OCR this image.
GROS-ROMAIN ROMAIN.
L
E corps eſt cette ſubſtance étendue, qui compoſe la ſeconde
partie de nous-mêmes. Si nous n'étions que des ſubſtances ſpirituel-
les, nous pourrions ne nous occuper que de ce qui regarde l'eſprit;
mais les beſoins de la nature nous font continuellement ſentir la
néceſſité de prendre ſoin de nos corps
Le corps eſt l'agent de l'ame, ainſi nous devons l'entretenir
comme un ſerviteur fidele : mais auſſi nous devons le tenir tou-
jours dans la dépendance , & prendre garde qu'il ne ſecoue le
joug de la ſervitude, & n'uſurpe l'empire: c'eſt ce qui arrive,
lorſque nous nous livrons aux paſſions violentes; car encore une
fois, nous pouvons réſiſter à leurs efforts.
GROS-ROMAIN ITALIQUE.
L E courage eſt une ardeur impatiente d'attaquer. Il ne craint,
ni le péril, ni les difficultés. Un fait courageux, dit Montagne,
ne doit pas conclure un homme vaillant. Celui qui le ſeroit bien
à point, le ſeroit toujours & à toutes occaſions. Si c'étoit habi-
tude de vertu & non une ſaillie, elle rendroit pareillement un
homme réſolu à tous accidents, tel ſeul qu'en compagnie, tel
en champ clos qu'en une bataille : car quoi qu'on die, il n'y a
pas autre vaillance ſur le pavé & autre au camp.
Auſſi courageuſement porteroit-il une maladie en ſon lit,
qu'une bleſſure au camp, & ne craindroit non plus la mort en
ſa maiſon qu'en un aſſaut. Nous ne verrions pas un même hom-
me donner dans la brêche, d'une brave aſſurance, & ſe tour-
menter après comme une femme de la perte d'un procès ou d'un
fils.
------------------------
* YOUR TASK: Transcribe all of the material exactly. Omit nothing.

* ANSWER TO THE EXERCISE:
OCR this image.
GROS-ROMAIN ROMAIN.
L
E corps eſt cette ſubſtance étendue, qui compoſe la ſeconde
partie de nous-mêmes. Si nous n'étions que des ſubſtances ſpirituel-
les, nous pourrions ne nous occuper que de ce qui regarde l'eſprit;
mais les beſoins de la nature nous font continuellement ſentir la
néceſſité de prendre ſoin de nos corps
Le corps eſt l'agent de l'ame, ainſi nous devons l'entretenir
comme un ſerviteur fidele : mais auſſi nous devons le tenir tou-
jours dans la dépendance , & prendre garde qu'il ne ſecoue le
joug de la ſervitude, & n'uſurpe l'empire: c'eſt ce qui arrive,
lorſque nous nous livrons aux paſſions violentes; car encore une
fois, nous pouvons réſiſter à leurs efforts.
GROS-ROMAIN ITALIQUE.
L E courage eſt une ardeur impatiente d'attaquer. Il ne craint,
ni le péril, ni les difficultés. Un fait courageux, dit Montagne,
ne doit pas conclure un homme vaillant. Celui qui le ſeroit bien
à point, le ſeroit toujours & à toutes occaſions. Si c'étoit habi-
tude de vertu & non une ſaillie, elle rendroit pareillement un
homme réſolu à tous accidents, tel ſeul qu'en compagnie, tel
en champ clos qu'en une bataille : car quoi qu'on die, il n'y a
pas autre vaillance ſur le pavé & autre au camp.
Auſſi courageuſement porteroit-il une maladie en ſon lit,
qu'une bleſſure au camp, & ne craindroit non plus la mort en
ſa maiſon qu'en un aſſaut. Nous ne verrions pas un même hom-
me donner dans la brêche, d'une brave aſſurance, & ſe tour-
menter après comme une femme de la perte d'un procès ou d'un
fils.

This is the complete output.